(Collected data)
- - -

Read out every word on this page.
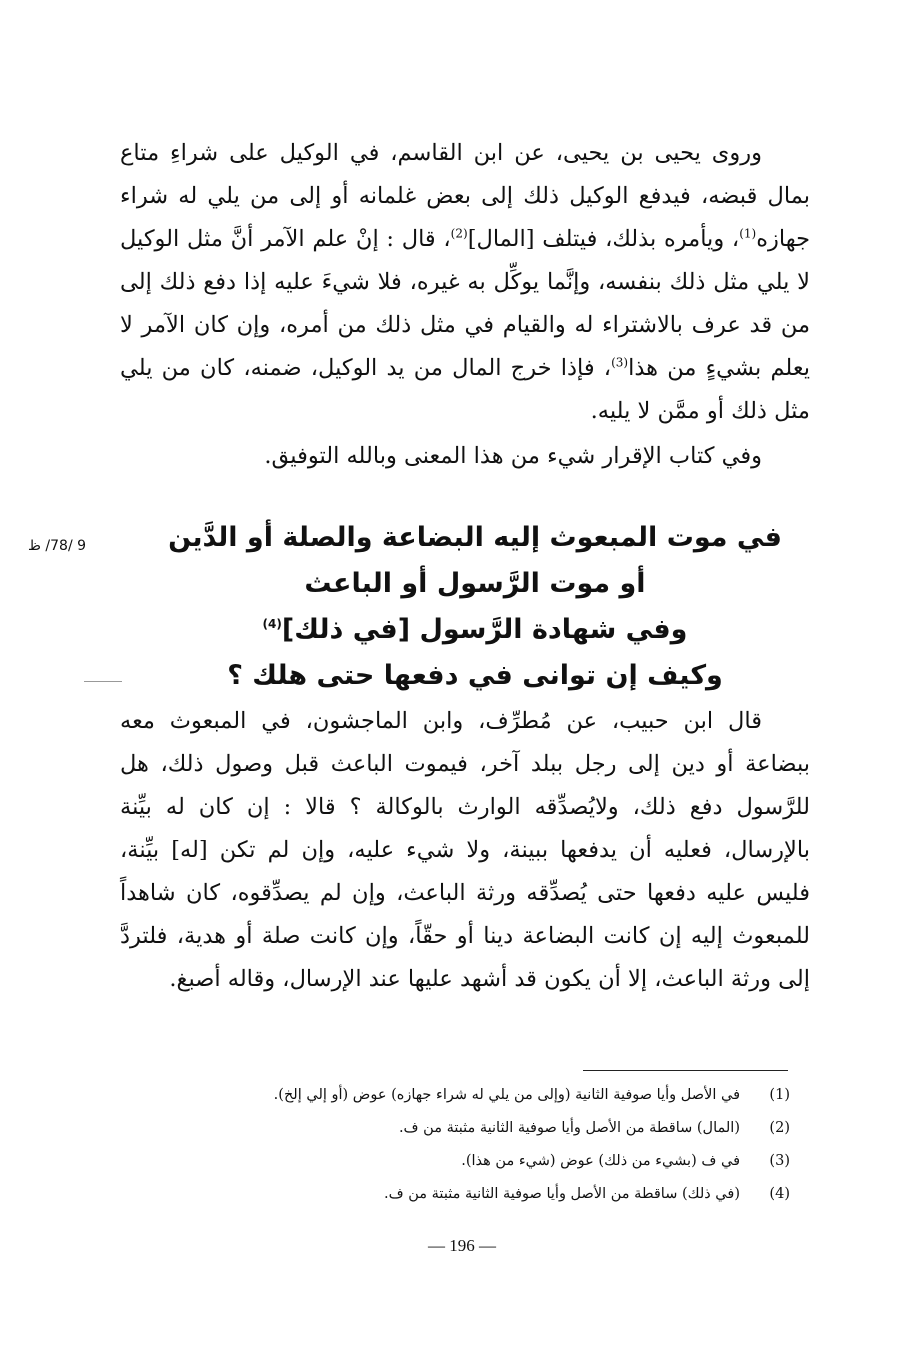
وروى يحيى بن يحيى، عن ابن القاسم، في الوكيل على شراءِ متاع بمال قبضه، فيدفع الوكيل ذلك إلى بعض غلمانه أو إلى من يلي له شراء جهازه$^{(1)}$، ويأمره بذلك، فيتلف [المال]$^{(2)}$، قال : إنْ علم الآمر أنَّ مثل الوكيل لا يلي مثل ذلك بنفسه، وإنَّما يوكِّل به غيره، فلا شيءَ عليه إذا دفع ذلك إلى من قد عرف بالاشتراء له والقيام في مثل ذلك من أمره، وإن كان الآمر لا يعلم بشيءٍ من هذا$^{(3)}$، فإذا خرج المال من يد الوكيل، ضمنه، كان من يلي مثل ذلك أو ممَّن لا يليه.
وفي كتاب الإقرار شيء من هذا المعنى وبالله التوفيق.
9 /78/ ظ	في موت المبعوث إليه البضاعة والصلة أو الدَّين
أو موت الرَّسول أو الباعث
وفي شهادة الرَّسول [في ذلك]$^{(4)}$
وكيف إن توانى في دفعها حتى هلك ؟
قال ابن حبيب، عن مُطرِّف، وابن الماجشون، في المبعوث معه ببضاعة أو دين إلى رجل ببلد آخر، فيموت الباعث قبل وصول ذلك، هل للرَّسول دفع ذلك، ولايُصدِّقه الوارث بالوكالة ؟ قالا : إن كان له بيِّنة بالإرسال، فعليه أن يدفعها ببينة، ولا شيء عليه، وإن لم تكن [له] بيِّنة، فليس عليه دفعها حتى يُصدِّقه ورثة الباعث، وإن لم يصدِّقوه، كان شاهداً للمبعوث إليه إن كانت البضاعة دينا أو حقّاً، وإن كانت صلة أو هدية، فلتردَّ إلى ورثة الباعث، إلا أن يكون قد أشهد عليها عند الإرسال، وقاله أصبغ.
(1)في الأصل وأيا صوفية الثانية (وإلى من يلي له شراء جهازه) عوض (أو إلي إلخ).
(2)(المال) ساقطة من الأصل وأيا صوفية الثانية مثبتة من ف.
(3)في ف (بشيء من ذلك) عوض (شيء من هذا).
(4)(في ذلك) ساقطة من الأصل وأيا صوفية الثانية مثبتة من ف.
— 196 —
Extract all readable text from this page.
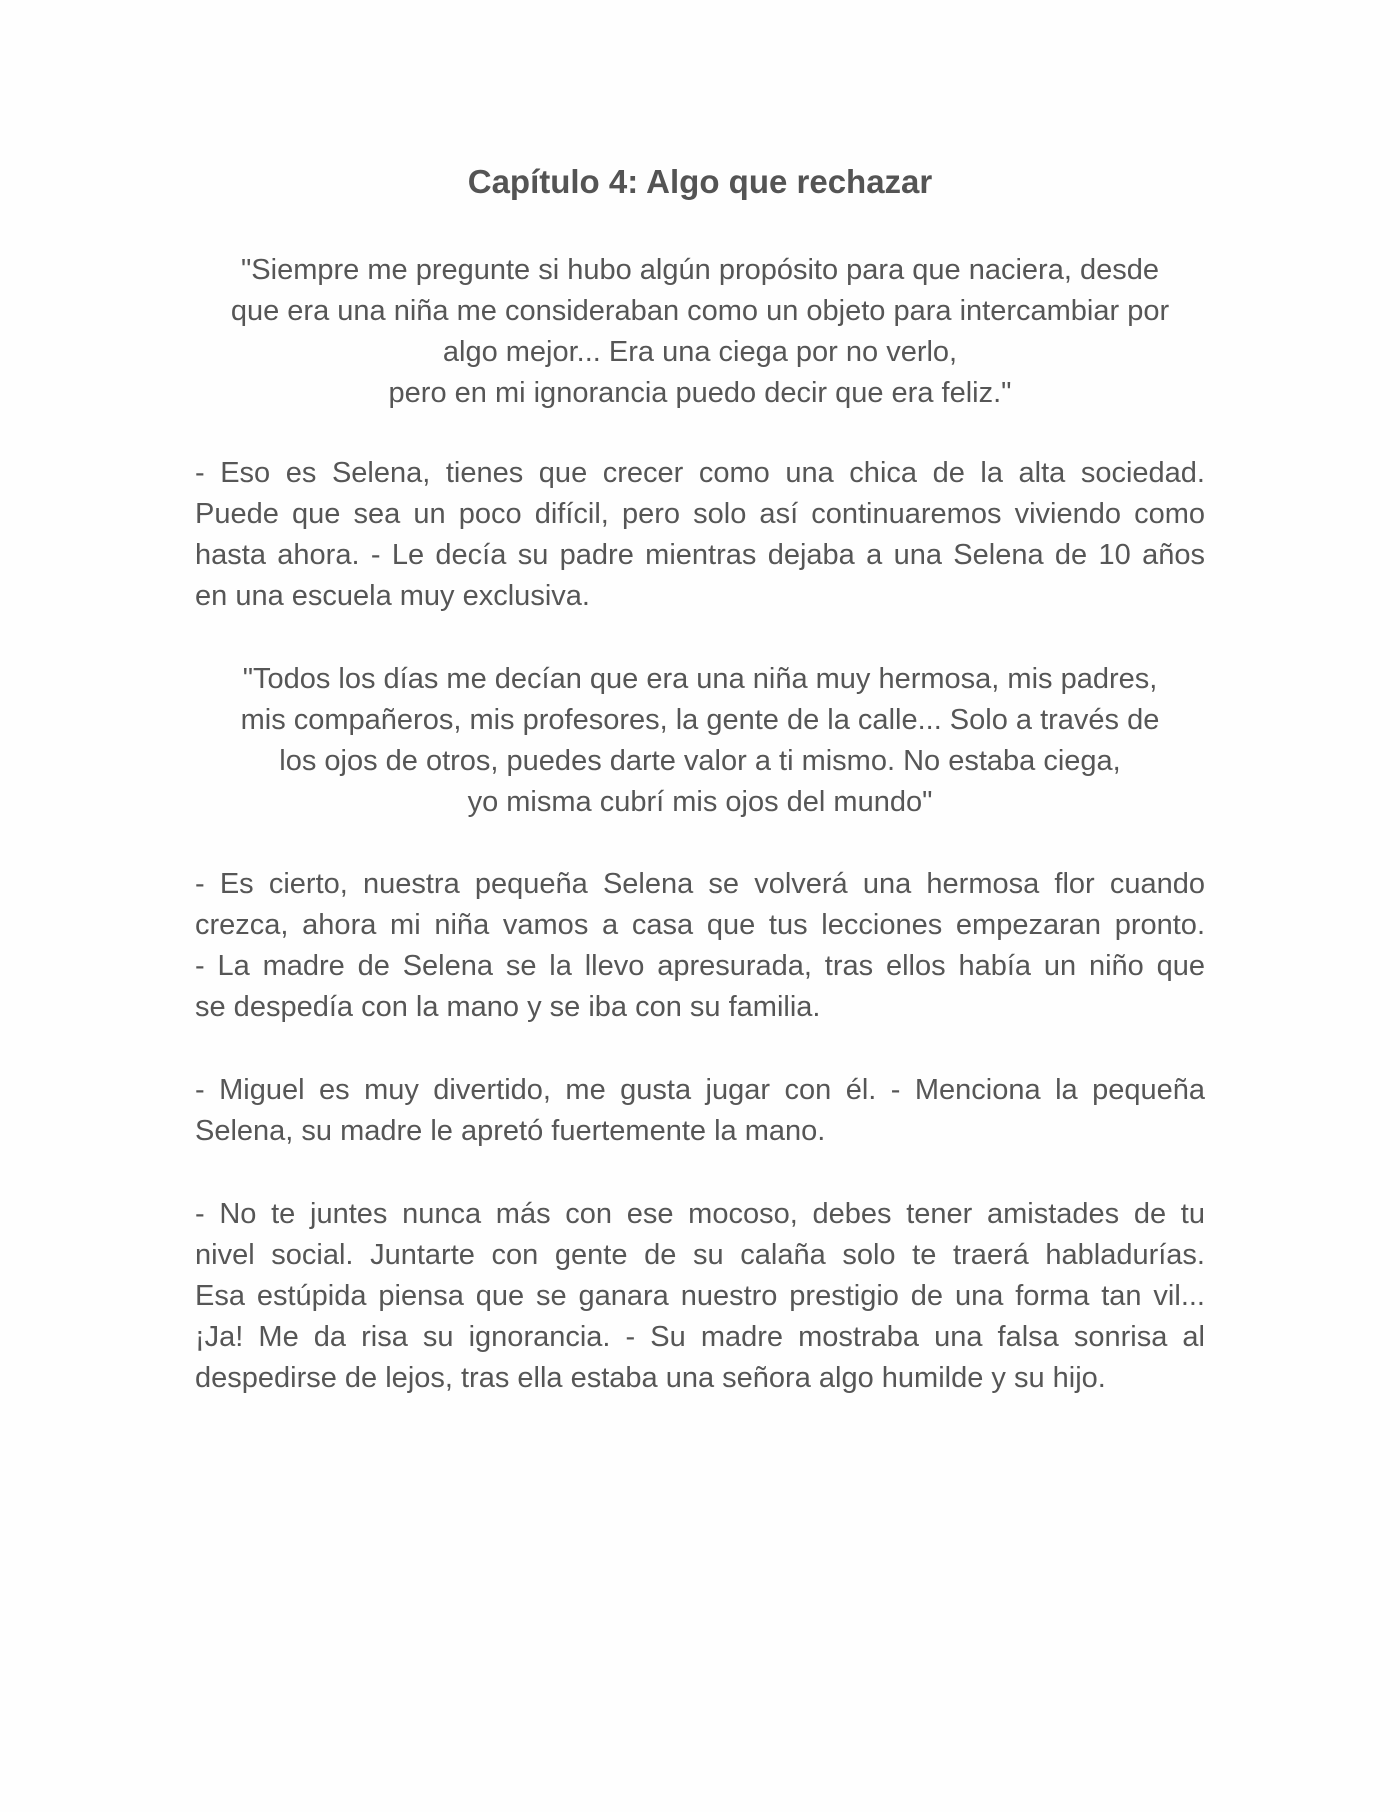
Capítulo 4: Algo que rechazar
"Siempre me pregunte si hubo algún propósito para que naciera, desde
que era una niña me consideraban como un objeto para intercambiar por
algo mejor... Era una ciega por no verlo,
pero en mi ignorancia puedo decir que era feliz."
- Eso es Selena, tienes que crecer como una chica de la alta sociedad.
Puede que sea un poco difícil, pero solo así continuaremos viviendo como
hasta ahora. - Le decía su padre mientras dejaba a una Selena de 10 años
en una escuela muy exclusiva.
"Todos los días me decían que era una niña muy hermosa, mis padres,
mis compañeros, mis profesores, la gente de la calle... Solo a través de
los ojos de otros, puedes darte valor a ti mismo. No estaba ciega,
yo misma cubrí mis ojos del mundo"
- Es cierto, nuestra pequeña Selena se volverá una hermosa flor cuando
crezca, ahora mi niña vamos a casa que tus lecciones empezaran pronto.
- La madre de Selena se la llevo apresurada, tras ellos había un niño que
se despedía con la mano y se iba con su familia.
- Miguel es muy divertido, me gusta jugar con él. - Menciona la pequeña
Selena, su madre le apretó fuertemente la mano.
- No te juntes nunca más con ese mocoso, debes tener amistades de tu
nivel social. Juntarte con gente de su calaña solo te traerá habladurías.
Esa estúpida piensa que se ganara nuestro prestigio de una forma tan vil...
¡Ja! Me da risa su ignorancia. - Su madre mostraba una falsa sonrisa al
despedirse de lejos, tras ella estaba una señora algo humilde y su hijo.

- - -

Pictures stay out; reproduce every line of the records exactly.

Read out every word on this page.
وروى يحيى بن يحيى، عن ابن القاسم، في الوكيل على شراءِ متاع بمال قبضه، فيدفع الوكيل ذلك إلى بعض غلمانه أو إلى من يلي له شراء جهازه$^{(1)}$، ويأمره بذلك، فيتلف [المال]$^{(2)}$، قال : إنْ علم الآمر أنَّ مثل الوكيل لا يلي مثل ذلك بنفسه، وإنَّما يوكِّل به غيره، فلا شيءَ عليه إذا دفع ذلك إلى من قد عرف بالاشتراء له والقيام في مثل ذلك من أمره، وإن كان الآمر لا يعلم بشيءٍ من هذا$^{(3)}$، فإذا خرج المال من يد الوكيل، ضمنه، كان من يلي مثل ذلك أو ممَّن لا يليه.
وفي كتاب الإقرار شيء من هذا المعنى وبالله التوفيق.
9 /78/ ظ	في موت المبعوث إليه البضاعة والصلة أو الدَّين
أو موت الرَّسول أو الباعث
وفي شهادة الرَّسول [في ذلك]$^{(4)}$
وكيف إن توانى في دفعها حتى هلك ؟
قال ابن حبيب، عن مُطرِّف، وابن الماجشون، في المبعوث معه ببضاعة أو دين إلى رجل ببلد آخر، فيموت الباعث قبل وصول ذلك، هل للرَّسول دفع ذلك، ولايُصدِّقه الوارث بالوكالة ؟ قالا : إن كان له بيِّنة بالإرسال، فعليه أن يدفعها ببينة، ولا شيء عليه، وإن لم تكن [له] بيِّنة، فليس عليه دفعها حتى يُصدِّقه ورثة الباعث، وإن لم يصدِّقوه، كان شاهداً للمبعوث إليه إن كانت البضاعة دينا أو حقّاً، وإن كانت صلة أو هدية، فلتردَّ إلى ورثة الباعث، إلا أن يكون قد أشهد عليها عند الإرسال، وقاله أصبغ.
(1)في الأصل وأيا صوفية الثانية (وإلى من يلي له شراء جهازه) عوض (أو إلي إلخ).
(2)(المال) ساقطة من الأصل وأيا صوفية الثانية مثبتة من ف.
(3)في ف (بشيء من ذلك) عوض (شيء من هذا).
(4)(في ذلك) ساقطة من الأصل وأيا صوفية الثانية مثبتة من ف.
— 196 —
Extract all readable text from this page.
Capítulo 4: Algo que rechazar
"Siempre me pregunte si hubo algún propósito para que naciera, desde
que era una niña me consideraban como un objeto para intercambiar por
algo mejor... Era una ciega por no verlo,
pero en mi ignorancia puedo decir que era feliz."
- Eso es Selena, tienes que crecer como una chica de la alta sociedad.
Puede que sea un poco difícil, pero solo así continuaremos viviendo como
hasta ahora. - Le decía su padre mientras dejaba a una Selena de 10 años
en una escuela muy exclusiva.
"Todos los días me decían que era una niña muy hermosa, mis padres,
mis compañeros, mis profesores, la gente de la calle... Solo a través de
los ojos de otros, puedes darte valor a ti mismo. No estaba ciega,
yo misma cubrí mis ojos del mundo"
- Es cierto, nuestra pequeña Selena se volverá una hermosa flor cuando
crezca, ahora mi niña vamos a casa que tus lecciones empezaran pronto.
- La madre de Selena se la llevo apresurada, tras ellos había un niño que
se despedía con la mano y se iba con su familia.
- Miguel es muy divertido, me gusta jugar con él. - Menciona la pequeña
Selena, su madre le apretó fuertemente la mano.
- No te juntes nunca más con ese mocoso, debes tener amistades de tu
nivel social. Juntarte con gente de su calaña solo te traerá habladurías.
Esa estúpida piensa que se ganara nuestro prestigio de una forma tan vil...
¡Ja! Me da risa su ignorancia. - Su madre mostraba una falsa sonrisa al
despedirse de lejos, tras ella estaba una señora algo humilde y su hijo.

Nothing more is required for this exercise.